> **BRIEF**
Of the lines below, how many hold the string "Казакова"? Give only the number.

════════

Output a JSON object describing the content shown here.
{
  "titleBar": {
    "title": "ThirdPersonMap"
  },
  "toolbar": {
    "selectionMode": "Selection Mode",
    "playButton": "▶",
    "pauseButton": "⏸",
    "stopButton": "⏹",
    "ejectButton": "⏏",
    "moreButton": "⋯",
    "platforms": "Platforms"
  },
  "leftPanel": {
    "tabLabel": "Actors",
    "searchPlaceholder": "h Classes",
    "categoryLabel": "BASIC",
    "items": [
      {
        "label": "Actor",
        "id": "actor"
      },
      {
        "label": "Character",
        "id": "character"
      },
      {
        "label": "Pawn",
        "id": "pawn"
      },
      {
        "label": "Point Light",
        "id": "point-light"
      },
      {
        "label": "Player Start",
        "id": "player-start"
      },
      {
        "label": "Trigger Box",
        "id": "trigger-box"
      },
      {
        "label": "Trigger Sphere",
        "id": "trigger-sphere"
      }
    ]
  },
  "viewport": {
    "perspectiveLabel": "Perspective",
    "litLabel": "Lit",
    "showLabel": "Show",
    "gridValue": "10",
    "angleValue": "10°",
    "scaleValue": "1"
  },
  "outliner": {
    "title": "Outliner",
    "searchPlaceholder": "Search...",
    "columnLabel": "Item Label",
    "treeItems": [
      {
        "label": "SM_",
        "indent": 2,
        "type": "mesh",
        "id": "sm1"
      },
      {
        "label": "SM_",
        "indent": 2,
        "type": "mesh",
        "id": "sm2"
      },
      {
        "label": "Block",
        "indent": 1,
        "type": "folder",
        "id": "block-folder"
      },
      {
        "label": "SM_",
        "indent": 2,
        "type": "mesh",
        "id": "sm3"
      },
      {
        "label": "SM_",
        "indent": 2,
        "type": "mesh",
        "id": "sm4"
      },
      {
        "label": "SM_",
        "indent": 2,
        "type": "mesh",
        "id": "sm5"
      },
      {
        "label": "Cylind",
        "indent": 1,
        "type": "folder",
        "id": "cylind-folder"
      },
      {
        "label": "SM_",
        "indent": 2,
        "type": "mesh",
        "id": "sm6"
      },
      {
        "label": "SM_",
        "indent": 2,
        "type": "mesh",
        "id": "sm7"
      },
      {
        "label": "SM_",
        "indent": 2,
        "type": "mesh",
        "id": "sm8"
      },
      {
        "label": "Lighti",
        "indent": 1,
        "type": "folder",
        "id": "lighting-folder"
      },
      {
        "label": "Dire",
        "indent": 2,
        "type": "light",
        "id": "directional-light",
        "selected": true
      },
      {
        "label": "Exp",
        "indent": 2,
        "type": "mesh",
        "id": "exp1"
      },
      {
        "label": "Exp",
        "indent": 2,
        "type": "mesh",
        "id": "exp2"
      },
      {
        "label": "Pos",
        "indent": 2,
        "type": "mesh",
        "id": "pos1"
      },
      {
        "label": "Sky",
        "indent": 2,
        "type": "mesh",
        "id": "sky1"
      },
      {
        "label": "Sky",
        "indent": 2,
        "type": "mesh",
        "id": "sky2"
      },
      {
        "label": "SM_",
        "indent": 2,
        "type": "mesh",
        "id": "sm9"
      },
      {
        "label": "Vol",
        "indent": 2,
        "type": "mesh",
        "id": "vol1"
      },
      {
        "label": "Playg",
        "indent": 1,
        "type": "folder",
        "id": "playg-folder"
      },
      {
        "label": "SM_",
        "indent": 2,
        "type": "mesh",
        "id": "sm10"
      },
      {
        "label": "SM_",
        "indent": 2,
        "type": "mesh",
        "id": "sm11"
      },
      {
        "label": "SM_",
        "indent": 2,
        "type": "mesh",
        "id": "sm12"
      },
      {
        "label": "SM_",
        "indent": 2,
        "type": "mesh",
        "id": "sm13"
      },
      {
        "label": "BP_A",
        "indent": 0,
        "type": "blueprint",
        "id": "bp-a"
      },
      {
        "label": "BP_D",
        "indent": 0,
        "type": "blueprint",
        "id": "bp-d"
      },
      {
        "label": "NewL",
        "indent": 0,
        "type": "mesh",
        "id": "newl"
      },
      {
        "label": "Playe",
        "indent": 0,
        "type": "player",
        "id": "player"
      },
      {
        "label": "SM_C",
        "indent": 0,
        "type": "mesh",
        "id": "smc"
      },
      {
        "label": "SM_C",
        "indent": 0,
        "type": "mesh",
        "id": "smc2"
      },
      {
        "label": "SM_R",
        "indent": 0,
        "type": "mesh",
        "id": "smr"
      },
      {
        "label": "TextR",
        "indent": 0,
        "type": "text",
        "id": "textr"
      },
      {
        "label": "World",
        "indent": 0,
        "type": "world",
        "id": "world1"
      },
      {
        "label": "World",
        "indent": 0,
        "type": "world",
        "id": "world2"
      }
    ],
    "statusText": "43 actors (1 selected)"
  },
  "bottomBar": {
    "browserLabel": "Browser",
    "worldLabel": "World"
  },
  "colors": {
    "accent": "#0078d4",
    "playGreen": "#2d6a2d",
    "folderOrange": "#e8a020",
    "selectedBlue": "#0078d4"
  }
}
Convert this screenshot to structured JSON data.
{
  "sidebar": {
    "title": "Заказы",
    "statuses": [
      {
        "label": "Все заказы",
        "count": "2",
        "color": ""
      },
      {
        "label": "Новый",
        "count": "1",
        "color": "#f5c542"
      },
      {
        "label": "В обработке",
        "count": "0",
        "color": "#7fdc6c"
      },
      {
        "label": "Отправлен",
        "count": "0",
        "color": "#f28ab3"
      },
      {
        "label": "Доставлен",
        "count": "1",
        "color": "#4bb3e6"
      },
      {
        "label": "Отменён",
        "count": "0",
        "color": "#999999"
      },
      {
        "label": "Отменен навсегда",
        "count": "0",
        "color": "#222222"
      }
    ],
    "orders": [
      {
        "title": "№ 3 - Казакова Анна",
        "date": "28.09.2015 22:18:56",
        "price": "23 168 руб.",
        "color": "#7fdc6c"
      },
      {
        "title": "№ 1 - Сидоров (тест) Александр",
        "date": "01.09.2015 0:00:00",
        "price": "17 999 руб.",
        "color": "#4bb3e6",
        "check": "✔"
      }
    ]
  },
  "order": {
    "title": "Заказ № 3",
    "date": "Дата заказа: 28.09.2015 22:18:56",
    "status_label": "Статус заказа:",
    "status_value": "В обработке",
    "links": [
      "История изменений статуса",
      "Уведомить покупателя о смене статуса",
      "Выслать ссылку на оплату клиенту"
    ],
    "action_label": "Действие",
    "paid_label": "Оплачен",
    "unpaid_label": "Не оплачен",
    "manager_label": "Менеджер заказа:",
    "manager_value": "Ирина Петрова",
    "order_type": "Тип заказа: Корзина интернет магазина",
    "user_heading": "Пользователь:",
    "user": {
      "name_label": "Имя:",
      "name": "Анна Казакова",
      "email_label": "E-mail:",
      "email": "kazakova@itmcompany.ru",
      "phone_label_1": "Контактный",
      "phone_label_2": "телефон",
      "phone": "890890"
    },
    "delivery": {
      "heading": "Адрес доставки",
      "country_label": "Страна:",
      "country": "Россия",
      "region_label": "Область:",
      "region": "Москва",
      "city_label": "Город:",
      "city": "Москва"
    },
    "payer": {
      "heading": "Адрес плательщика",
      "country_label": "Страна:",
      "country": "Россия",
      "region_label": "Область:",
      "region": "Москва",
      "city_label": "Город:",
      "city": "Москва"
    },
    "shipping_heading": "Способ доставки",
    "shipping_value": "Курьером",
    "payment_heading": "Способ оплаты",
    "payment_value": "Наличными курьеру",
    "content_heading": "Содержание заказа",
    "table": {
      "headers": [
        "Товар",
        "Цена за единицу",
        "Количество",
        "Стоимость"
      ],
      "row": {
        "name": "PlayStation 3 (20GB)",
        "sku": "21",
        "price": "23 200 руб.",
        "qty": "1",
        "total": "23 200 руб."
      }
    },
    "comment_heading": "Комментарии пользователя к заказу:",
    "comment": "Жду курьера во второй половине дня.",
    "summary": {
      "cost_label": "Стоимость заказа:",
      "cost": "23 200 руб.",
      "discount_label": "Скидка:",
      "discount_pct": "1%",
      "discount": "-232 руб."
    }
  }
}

════════

> **TASK RESULT**
2